Instructions to follow | Print each of the entries exactly, leaving nothing out.

● ● ● ● ●

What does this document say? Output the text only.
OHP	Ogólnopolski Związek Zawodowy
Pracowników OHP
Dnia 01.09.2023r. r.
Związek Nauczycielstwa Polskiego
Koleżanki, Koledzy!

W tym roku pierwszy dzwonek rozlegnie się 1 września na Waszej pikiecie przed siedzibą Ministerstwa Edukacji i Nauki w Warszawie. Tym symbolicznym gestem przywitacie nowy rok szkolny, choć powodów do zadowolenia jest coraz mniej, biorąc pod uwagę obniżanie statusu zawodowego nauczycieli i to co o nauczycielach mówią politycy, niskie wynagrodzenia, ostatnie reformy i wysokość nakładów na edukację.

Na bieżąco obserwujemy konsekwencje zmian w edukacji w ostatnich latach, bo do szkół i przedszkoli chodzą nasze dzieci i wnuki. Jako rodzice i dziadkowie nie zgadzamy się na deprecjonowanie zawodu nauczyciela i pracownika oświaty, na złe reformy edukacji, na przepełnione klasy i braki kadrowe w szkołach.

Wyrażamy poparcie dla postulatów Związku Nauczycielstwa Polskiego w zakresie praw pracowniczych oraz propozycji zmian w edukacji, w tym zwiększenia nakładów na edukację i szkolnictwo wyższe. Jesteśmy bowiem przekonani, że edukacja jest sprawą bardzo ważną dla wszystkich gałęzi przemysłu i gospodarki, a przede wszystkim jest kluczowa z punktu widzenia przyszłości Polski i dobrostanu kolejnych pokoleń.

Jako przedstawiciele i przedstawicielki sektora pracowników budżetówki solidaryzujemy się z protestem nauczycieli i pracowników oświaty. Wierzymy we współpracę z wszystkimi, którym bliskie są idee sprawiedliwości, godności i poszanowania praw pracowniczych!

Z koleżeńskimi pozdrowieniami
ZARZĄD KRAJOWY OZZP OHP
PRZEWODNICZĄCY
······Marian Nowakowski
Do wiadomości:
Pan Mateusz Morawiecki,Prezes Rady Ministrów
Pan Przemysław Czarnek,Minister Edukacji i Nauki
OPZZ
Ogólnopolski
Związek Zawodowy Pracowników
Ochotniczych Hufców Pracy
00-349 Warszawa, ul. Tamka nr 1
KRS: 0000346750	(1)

● ● ● ● ●

Written response |
What does this document say? Output the text only.
OHP	Ogólnopolski Związek Zawodowy
Pracowników OHP
Dnia 01.09.2023r. r.
Związek Nauczycielstwa Polskiego
Koleżanki, Koledzy!

W tym roku pierwszy dzwonek rozlegnie się 1 września na Waszej pikiecie przed siedzibą Ministerstwa Edukacji i Nauki w Warszawie. Tym symbolicznym gestem przywitacie nowy rok szkolny, choć powodów do zadowolenia jest coraz mniej, biorąc pod uwagę obniżanie statusu zawodowego nauczycieli i to co o nauczycielach mówią politycy, niskie wynagrodzenia, ostatnie reformy i wysokość nakładów na edukację.

Na bieżąco obserwujemy konsekwencje zmian w edukacji w ostatnich latach, bo do szkół i przedszkoli chodzą nasze dzieci i wnuki. Jako rodzice i dziadkowie nie zgadzamy się na deprecjonowanie zawodu nauczyciela i pracownika oświaty, na złe reformy edukacji, na przepełnione klasy i braki kadrowe w szkołach.

Wyrażamy poparcie dla postulatów Związku Nauczycielstwa Polskiego w zakresie praw pracowniczych oraz propozycji zmian w edukacji, w tym zwiększenia nakładów na edukację i szkolnictwo wyższe. Jesteśmy bowiem przekonani, że edukacja jest sprawą bardzo ważną dla wszystkich gałęzi przemysłu i gospodarki, a przede wszystkim jest kluczowa z punktu widzenia przyszłości Polski i dobrostanu kolejnych pokoleń.

Jako przedstawiciele i przedstawicielki sektora pracowników budżetówki solidaryzujemy się z protestem nauczycieli i pracowników oświaty. Wierzymy we współpracę z wszystkimi, którym bliskie są idee sprawiedliwości, godności i poszanowania praw pracowniczych!

Z koleżeńskimi pozdrowieniami
ZARZĄD KRAJOWY OZZP OHP
PRZEWODNICZĄCY
······Marian Nowakowski
Do wiadomości:
Pan Mateusz Morawiecki,Prezes Rady Ministrów
Pan Przemysław Czarnek,Minister Edukacji i Nauki
OPZZ
Ogólnopolski
Związek Zawodowy Pracowników
Ochotniczych Hufców Pracy
00-349 Warszawa, ul. Tamka nr 1
KRS: 0000346750	(1)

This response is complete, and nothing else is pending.